━━ Provided material

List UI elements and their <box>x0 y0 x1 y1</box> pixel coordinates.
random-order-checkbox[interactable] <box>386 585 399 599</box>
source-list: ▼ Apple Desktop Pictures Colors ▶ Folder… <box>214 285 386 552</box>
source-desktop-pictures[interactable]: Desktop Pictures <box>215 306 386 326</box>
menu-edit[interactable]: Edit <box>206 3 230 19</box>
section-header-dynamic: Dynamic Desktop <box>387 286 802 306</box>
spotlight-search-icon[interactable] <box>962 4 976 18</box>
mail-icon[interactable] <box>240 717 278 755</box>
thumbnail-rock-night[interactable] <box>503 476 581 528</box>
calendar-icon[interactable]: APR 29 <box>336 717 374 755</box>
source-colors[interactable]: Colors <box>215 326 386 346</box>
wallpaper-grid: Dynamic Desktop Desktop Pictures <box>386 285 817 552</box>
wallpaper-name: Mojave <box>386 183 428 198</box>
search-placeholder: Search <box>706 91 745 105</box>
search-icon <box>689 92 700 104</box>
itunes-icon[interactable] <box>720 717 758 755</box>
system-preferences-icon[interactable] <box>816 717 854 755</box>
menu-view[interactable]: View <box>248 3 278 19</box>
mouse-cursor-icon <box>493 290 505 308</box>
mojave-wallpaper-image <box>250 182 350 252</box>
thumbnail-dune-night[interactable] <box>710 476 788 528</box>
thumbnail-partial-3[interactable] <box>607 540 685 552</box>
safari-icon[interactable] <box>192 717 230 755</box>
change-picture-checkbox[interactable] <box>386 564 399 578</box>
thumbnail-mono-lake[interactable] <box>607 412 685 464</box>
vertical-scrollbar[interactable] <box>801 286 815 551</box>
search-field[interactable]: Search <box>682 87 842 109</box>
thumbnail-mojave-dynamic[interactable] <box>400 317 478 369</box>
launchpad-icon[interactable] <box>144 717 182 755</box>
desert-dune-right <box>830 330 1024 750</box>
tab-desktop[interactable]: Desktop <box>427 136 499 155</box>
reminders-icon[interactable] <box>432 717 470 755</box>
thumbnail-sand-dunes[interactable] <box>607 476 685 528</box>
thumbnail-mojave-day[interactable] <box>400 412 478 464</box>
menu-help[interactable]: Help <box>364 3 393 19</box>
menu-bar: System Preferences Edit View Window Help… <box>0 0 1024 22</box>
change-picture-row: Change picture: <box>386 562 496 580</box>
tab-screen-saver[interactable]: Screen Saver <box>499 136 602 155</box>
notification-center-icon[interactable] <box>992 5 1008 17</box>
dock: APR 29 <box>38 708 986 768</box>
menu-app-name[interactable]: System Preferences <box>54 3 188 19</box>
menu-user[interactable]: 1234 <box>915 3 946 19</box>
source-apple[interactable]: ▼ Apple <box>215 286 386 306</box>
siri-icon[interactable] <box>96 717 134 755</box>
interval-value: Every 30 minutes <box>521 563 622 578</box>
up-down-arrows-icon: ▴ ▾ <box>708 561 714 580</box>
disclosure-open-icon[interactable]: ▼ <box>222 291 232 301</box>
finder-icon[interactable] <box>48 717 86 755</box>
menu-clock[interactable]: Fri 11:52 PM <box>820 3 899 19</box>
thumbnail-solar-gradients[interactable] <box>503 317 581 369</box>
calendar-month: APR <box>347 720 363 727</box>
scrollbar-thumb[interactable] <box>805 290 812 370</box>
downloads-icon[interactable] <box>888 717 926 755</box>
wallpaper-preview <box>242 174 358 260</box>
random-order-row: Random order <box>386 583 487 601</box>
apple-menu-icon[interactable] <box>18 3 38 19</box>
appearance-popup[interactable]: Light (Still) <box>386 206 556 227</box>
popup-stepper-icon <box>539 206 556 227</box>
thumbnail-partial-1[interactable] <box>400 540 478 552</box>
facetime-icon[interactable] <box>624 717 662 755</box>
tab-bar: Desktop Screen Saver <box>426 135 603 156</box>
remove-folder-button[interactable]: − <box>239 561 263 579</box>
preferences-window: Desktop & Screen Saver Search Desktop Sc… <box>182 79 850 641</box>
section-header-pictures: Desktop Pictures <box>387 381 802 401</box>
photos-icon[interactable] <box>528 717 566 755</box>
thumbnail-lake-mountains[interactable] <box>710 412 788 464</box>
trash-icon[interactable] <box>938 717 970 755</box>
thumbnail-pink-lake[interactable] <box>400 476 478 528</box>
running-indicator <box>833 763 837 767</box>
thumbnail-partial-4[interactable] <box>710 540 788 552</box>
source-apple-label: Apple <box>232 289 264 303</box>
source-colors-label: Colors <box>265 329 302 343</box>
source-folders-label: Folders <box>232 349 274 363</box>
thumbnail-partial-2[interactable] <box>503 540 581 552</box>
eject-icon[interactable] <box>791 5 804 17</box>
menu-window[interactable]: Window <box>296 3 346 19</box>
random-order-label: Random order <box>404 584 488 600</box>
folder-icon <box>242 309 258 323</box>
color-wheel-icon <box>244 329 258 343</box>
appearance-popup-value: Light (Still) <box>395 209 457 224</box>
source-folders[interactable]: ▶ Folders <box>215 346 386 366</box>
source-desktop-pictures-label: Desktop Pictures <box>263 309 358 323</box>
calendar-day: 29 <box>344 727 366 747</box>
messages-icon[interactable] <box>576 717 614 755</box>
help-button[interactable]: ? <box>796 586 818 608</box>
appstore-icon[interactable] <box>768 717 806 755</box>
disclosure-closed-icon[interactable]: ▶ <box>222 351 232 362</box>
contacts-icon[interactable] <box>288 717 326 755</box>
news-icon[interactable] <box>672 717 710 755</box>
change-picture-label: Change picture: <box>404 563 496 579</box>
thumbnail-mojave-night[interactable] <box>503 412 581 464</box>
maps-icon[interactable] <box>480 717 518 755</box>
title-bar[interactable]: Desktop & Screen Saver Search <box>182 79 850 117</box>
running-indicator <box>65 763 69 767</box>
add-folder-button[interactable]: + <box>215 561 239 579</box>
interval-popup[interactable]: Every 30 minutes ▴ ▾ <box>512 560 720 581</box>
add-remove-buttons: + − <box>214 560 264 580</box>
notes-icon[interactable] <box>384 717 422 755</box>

━━━━

Exercise directions: Convert the lines from the very first one through the one containing "change-picture-checkbox[interactable] <box>386 564", both included, into a Markdown table with the columns No. and Line, leaving out any blank lines.

Reply to the task:
| No. | Line |
|---|---|
| 1 | List UI elements and their <box>x0 y0 x1 y1</box> pixel coordinates. |
| 2 | random-order-checkbox[interactable] <box>386 585 399 599</box> |
| 3 | source-list: ▼ Apple Desktop Pictures Colors ▶ Folder… <box>214 285 386 552</box> |
| 4 | source-desktop-pictures[interactable]: Desktop Pictures <box>215 306 386 326</box> |
| 5 | menu-edit[interactable]: Edit <box>206 3 230 19</box> |
| 6 | section-header-dynamic: Dynamic Desktop <box>387 286 802 306</box> |
| 7 | spotlight-search-icon[interactable] <box>962 4 976 18</box> |
| 8 | mail-icon[interactable] <box>240 717 278 755</box> |
| 9 | thumbnail-rock-night[interactable] <box>503 476 581 528</box> |
| 10 | calendar-icon[interactable]: APR 29 <box>336 717 374 755</box> |
| 11 | source-colors[interactable]: Colors <box>215 326 386 346</box> |
| 12 | wallpaper-grid: Dynamic Desktop Desktop Pictures <box>386 285 817 552</box> |
| 13 | wallpaper-name: Mojave <box>386 183 428 198</box> |
| 14 | search-placeholder: Search <box>706 91 745 105</box> |
| 15 | search-icon <box>689 92 700 104</box> |
| 16 | itunes-icon[interactable] <box>720 717 758 755</box> |
| 17 | system-preferences-icon[interactable] <box>816 717 854 755</box> |
| 18 | menu-view[interactable]: View <box>248 3 278 19</box> |
| 19 | mouse-cursor-icon <box>493 290 505 308</box> |
| 20 | mojave-wallpaper-image <box>250 182 350 252</box> |
| 21 | thumbnail-dune-night[interactable] <box>710 476 788 528</box> |
| 22 | thumbnail-partial-3[interactable] <box>607 540 685 552</box> |
| 23 | safari-icon[interactable] <box>192 717 230 755</box> |
| 24 | change-picture-checkbox[interactable] <box>386 564 399 578</box> |